**OBJECTIVE**
Gather from the listing below each line that includes the word "JSON", and copy it.
--
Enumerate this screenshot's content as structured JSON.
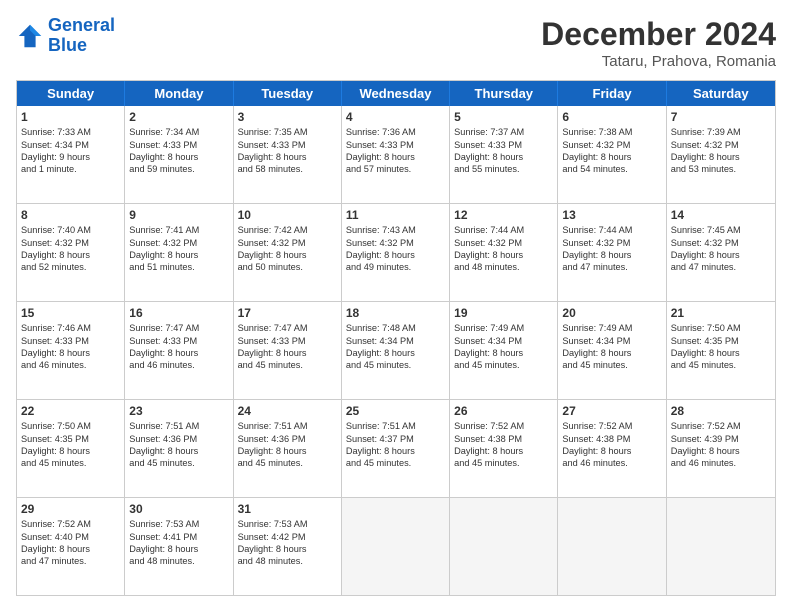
{
  "logo": {
    "text_general": "General",
    "text_blue": "Blue"
  },
  "header": {
    "title": "December 2024",
    "subtitle": "Tataru, Prahova, Romania"
  },
  "weekdays": [
    "Sunday",
    "Monday",
    "Tuesday",
    "Wednesday",
    "Thursday",
    "Friday",
    "Saturday"
  ],
  "rows": [
    [
      {
        "day": "1",
        "lines": [
          "Sunrise: 7:33 AM",
          "Sunset: 4:34 PM",
          "Daylight: 9 hours",
          "and 1 minute."
        ]
      },
      {
        "day": "2",
        "lines": [
          "Sunrise: 7:34 AM",
          "Sunset: 4:33 PM",
          "Daylight: 8 hours",
          "and 59 minutes."
        ]
      },
      {
        "day": "3",
        "lines": [
          "Sunrise: 7:35 AM",
          "Sunset: 4:33 PM",
          "Daylight: 8 hours",
          "and 58 minutes."
        ]
      },
      {
        "day": "4",
        "lines": [
          "Sunrise: 7:36 AM",
          "Sunset: 4:33 PM",
          "Daylight: 8 hours",
          "and 57 minutes."
        ]
      },
      {
        "day": "5",
        "lines": [
          "Sunrise: 7:37 AM",
          "Sunset: 4:33 PM",
          "Daylight: 8 hours",
          "and 55 minutes."
        ]
      },
      {
        "day": "6",
        "lines": [
          "Sunrise: 7:38 AM",
          "Sunset: 4:32 PM",
          "Daylight: 8 hours",
          "and 54 minutes."
        ]
      },
      {
        "day": "7",
        "lines": [
          "Sunrise: 7:39 AM",
          "Sunset: 4:32 PM",
          "Daylight: 8 hours",
          "and 53 minutes."
        ]
      }
    ],
    [
      {
        "day": "8",
        "lines": [
          "Sunrise: 7:40 AM",
          "Sunset: 4:32 PM",
          "Daylight: 8 hours",
          "and 52 minutes."
        ]
      },
      {
        "day": "9",
        "lines": [
          "Sunrise: 7:41 AM",
          "Sunset: 4:32 PM",
          "Daylight: 8 hours",
          "and 51 minutes."
        ]
      },
      {
        "day": "10",
        "lines": [
          "Sunrise: 7:42 AM",
          "Sunset: 4:32 PM",
          "Daylight: 8 hours",
          "and 50 minutes."
        ]
      },
      {
        "day": "11",
        "lines": [
          "Sunrise: 7:43 AM",
          "Sunset: 4:32 PM",
          "Daylight: 8 hours",
          "and 49 minutes."
        ]
      },
      {
        "day": "12",
        "lines": [
          "Sunrise: 7:44 AM",
          "Sunset: 4:32 PM",
          "Daylight: 8 hours",
          "and 48 minutes."
        ]
      },
      {
        "day": "13",
        "lines": [
          "Sunrise: 7:44 AM",
          "Sunset: 4:32 PM",
          "Daylight: 8 hours",
          "and 47 minutes."
        ]
      },
      {
        "day": "14",
        "lines": [
          "Sunrise: 7:45 AM",
          "Sunset: 4:32 PM",
          "Daylight: 8 hours",
          "and 47 minutes."
        ]
      }
    ],
    [
      {
        "day": "15",
        "lines": [
          "Sunrise: 7:46 AM",
          "Sunset: 4:33 PM",
          "Daylight: 8 hours",
          "and 46 minutes."
        ]
      },
      {
        "day": "16",
        "lines": [
          "Sunrise: 7:47 AM",
          "Sunset: 4:33 PM",
          "Daylight: 8 hours",
          "and 46 minutes."
        ]
      },
      {
        "day": "17",
        "lines": [
          "Sunrise: 7:47 AM",
          "Sunset: 4:33 PM",
          "Daylight: 8 hours",
          "and 45 minutes."
        ]
      },
      {
        "day": "18",
        "lines": [
          "Sunrise: 7:48 AM",
          "Sunset: 4:34 PM",
          "Daylight: 8 hours",
          "and 45 minutes."
        ]
      },
      {
        "day": "19",
        "lines": [
          "Sunrise: 7:49 AM",
          "Sunset: 4:34 PM",
          "Daylight: 8 hours",
          "and 45 minutes."
        ]
      },
      {
        "day": "20",
        "lines": [
          "Sunrise: 7:49 AM",
          "Sunset: 4:34 PM",
          "Daylight: 8 hours",
          "and 45 minutes."
        ]
      },
      {
        "day": "21",
        "lines": [
          "Sunrise: 7:50 AM",
          "Sunset: 4:35 PM",
          "Daylight: 8 hours",
          "and 45 minutes."
        ]
      }
    ],
    [
      {
        "day": "22",
        "lines": [
          "Sunrise: 7:50 AM",
          "Sunset: 4:35 PM",
          "Daylight: 8 hours",
          "and 45 minutes."
        ]
      },
      {
        "day": "23",
        "lines": [
          "Sunrise: 7:51 AM",
          "Sunset: 4:36 PM",
          "Daylight: 8 hours",
          "and 45 minutes."
        ]
      },
      {
        "day": "24",
        "lines": [
          "Sunrise: 7:51 AM",
          "Sunset: 4:36 PM",
          "Daylight: 8 hours",
          "and 45 minutes."
        ]
      },
      {
        "day": "25",
        "lines": [
          "Sunrise: 7:51 AM",
          "Sunset: 4:37 PM",
          "Daylight: 8 hours",
          "and 45 minutes."
        ]
      },
      {
        "day": "26",
        "lines": [
          "Sunrise: 7:52 AM",
          "Sunset: 4:38 PM",
          "Daylight: 8 hours",
          "and 45 minutes."
        ]
      },
      {
        "day": "27",
        "lines": [
          "Sunrise: 7:52 AM",
          "Sunset: 4:38 PM",
          "Daylight: 8 hours",
          "and 46 minutes."
        ]
      },
      {
        "day": "28",
        "lines": [
          "Sunrise: 7:52 AM",
          "Sunset: 4:39 PM",
          "Daylight: 8 hours",
          "and 46 minutes."
        ]
      }
    ],
    [
      {
        "day": "29",
        "lines": [
          "Sunrise: 7:52 AM",
          "Sunset: 4:40 PM",
          "Daylight: 8 hours",
          "and 47 minutes."
        ]
      },
      {
        "day": "30",
        "lines": [
          "Sunrise: 7:53 AM",
          "Sunset: 4:41 PM",
          "Daylight: 8 hours",
          "and 48 minutes."
        ]
      },
      {
        "day": "31",
        "lines": [
          "Sunrise: 7:53 AM",
          "Sunset: 4:42 PM",
          "Daylight: 8 hours",
          "and 48 minutes."
        ]
      },
      {
        "day": "",
        "lines": []
      },
      {
        "day": "",
        "lines": []
      },
      {
        "day": "",
        "lines": []
      },
      {
        "day": "",
        "lines": []
      }
    ]
  ]
}
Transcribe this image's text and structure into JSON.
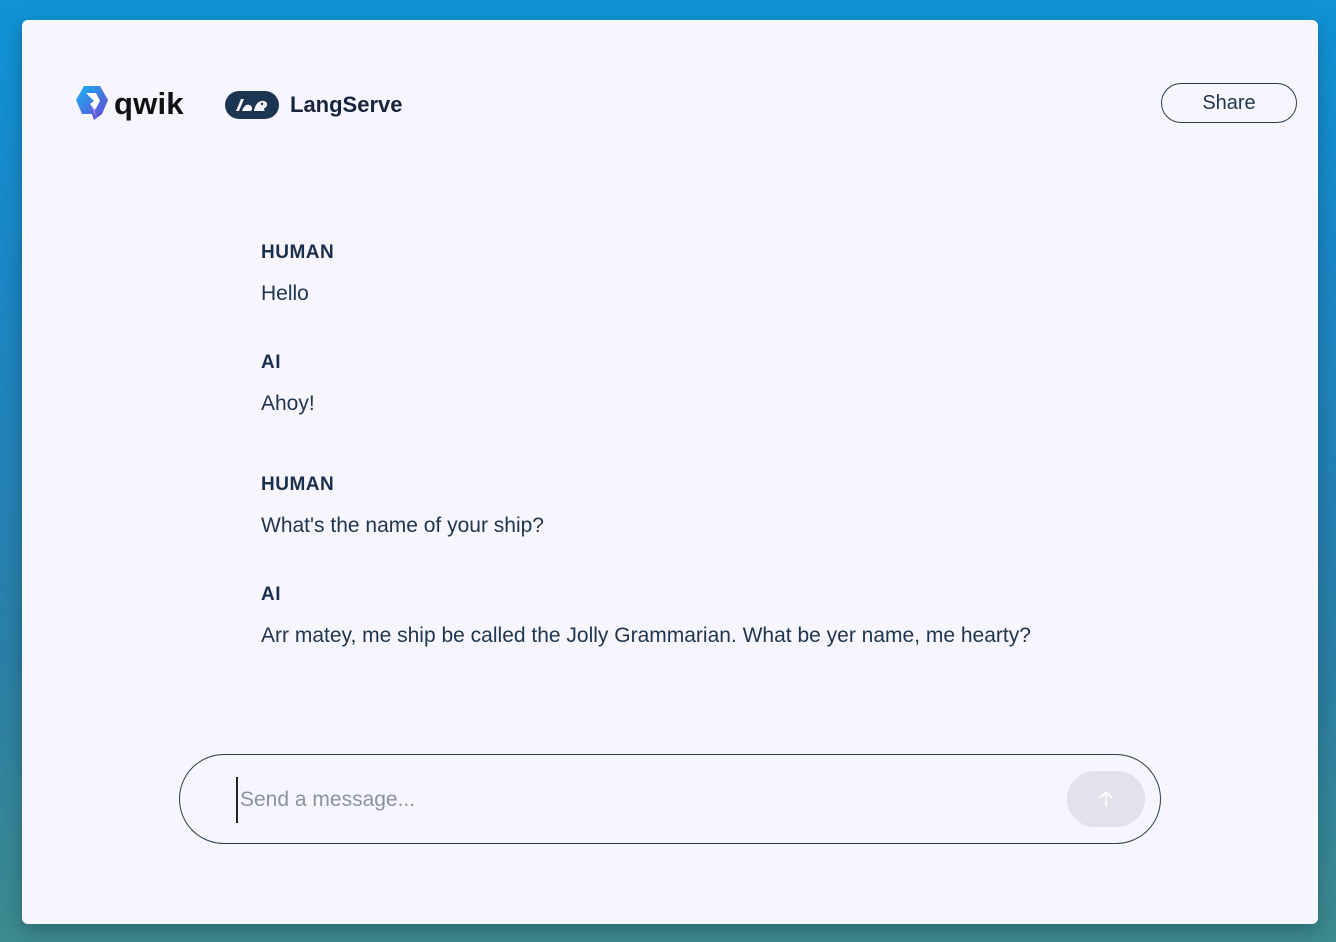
--
**TASK RESPONSE**
Enumerate this screenshot's content as structured JSON.
Transcribe this image's text and structure into JSON.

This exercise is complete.